EXERCISE :: Check each line of the records below and collect those holding "кредитора".

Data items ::

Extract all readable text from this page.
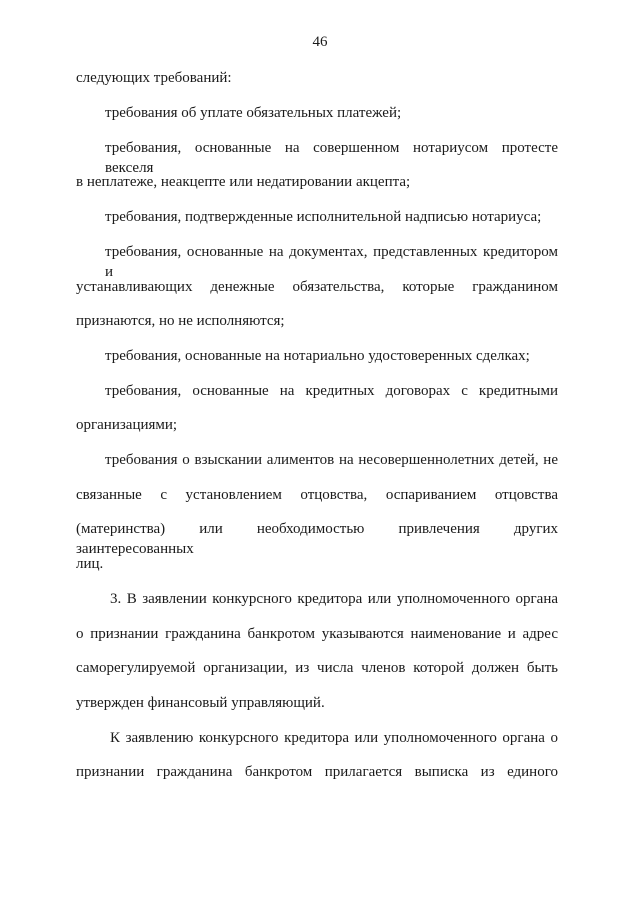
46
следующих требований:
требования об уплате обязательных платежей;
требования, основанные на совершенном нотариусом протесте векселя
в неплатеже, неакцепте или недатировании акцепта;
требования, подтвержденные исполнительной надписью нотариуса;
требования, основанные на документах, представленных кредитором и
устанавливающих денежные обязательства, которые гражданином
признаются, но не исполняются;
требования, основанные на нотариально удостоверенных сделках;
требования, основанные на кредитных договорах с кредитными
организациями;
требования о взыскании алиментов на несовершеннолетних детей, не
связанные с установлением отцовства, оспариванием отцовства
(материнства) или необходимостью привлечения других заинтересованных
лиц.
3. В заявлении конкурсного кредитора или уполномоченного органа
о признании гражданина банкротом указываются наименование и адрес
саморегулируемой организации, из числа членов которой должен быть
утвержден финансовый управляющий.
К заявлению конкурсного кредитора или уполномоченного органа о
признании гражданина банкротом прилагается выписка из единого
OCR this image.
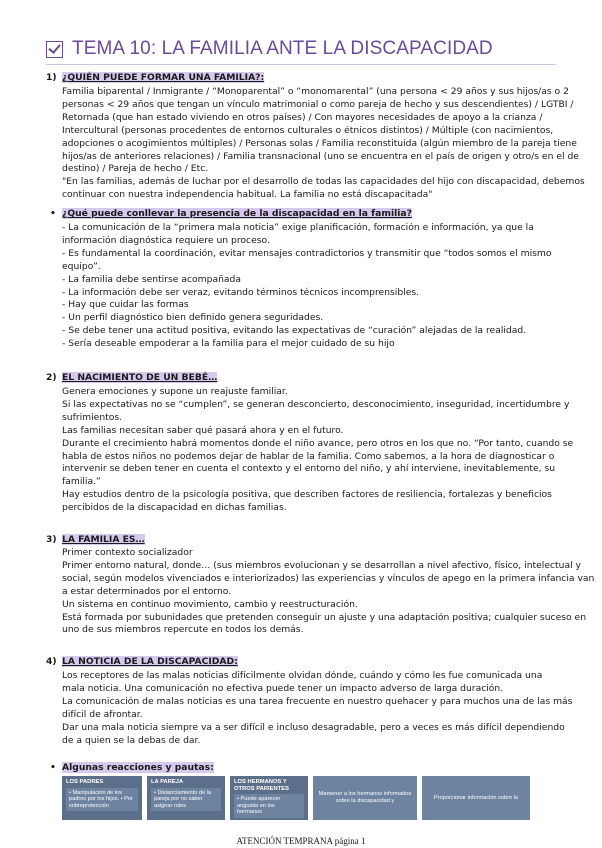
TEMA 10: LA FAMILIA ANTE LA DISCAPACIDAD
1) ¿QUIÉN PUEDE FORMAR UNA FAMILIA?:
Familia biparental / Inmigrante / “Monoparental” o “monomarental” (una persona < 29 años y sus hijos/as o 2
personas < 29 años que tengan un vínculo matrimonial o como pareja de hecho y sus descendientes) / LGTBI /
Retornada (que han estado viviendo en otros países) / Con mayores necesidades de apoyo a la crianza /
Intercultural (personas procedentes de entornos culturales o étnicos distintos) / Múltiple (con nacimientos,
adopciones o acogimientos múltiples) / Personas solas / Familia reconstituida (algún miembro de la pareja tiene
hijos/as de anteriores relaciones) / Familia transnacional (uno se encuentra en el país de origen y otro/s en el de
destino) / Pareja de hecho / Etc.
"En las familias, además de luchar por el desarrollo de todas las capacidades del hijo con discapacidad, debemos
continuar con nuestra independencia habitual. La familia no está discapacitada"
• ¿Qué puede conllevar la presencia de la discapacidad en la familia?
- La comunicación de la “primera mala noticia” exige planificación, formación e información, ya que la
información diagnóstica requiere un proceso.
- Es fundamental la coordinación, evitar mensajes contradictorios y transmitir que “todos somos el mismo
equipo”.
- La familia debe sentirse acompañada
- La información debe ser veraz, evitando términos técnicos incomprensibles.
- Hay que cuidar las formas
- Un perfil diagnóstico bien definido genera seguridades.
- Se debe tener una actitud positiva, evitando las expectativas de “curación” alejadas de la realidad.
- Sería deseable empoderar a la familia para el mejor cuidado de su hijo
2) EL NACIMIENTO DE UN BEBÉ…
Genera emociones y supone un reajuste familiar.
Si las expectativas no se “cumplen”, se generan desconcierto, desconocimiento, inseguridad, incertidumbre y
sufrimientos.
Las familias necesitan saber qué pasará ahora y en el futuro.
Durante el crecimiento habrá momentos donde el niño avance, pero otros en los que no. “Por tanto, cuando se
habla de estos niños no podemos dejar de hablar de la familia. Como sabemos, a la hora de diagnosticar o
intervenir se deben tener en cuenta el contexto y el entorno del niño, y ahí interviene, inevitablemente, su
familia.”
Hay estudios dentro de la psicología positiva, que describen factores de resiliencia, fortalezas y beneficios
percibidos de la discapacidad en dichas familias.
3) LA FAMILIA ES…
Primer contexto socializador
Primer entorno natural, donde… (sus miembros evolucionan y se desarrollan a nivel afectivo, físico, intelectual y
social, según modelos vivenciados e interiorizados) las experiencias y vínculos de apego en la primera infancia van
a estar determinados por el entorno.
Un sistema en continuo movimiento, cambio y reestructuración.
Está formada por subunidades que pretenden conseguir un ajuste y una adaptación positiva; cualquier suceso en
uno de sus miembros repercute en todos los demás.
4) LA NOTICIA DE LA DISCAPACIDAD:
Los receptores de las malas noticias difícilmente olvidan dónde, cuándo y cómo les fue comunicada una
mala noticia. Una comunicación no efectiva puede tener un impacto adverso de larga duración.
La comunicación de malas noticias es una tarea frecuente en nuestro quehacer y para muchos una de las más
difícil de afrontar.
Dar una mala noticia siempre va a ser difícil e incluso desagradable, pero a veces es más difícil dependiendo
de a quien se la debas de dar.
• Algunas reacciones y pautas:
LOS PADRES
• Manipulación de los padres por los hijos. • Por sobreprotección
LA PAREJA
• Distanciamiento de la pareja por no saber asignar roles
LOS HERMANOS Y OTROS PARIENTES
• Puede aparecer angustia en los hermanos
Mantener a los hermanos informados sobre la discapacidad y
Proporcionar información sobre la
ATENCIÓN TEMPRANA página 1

EXERCISE RESPONSE ::
3. В заявлении конкурсного кредитора или уполномоченного органа
К заявлению конкурсного кредитора или уполномоченного органа о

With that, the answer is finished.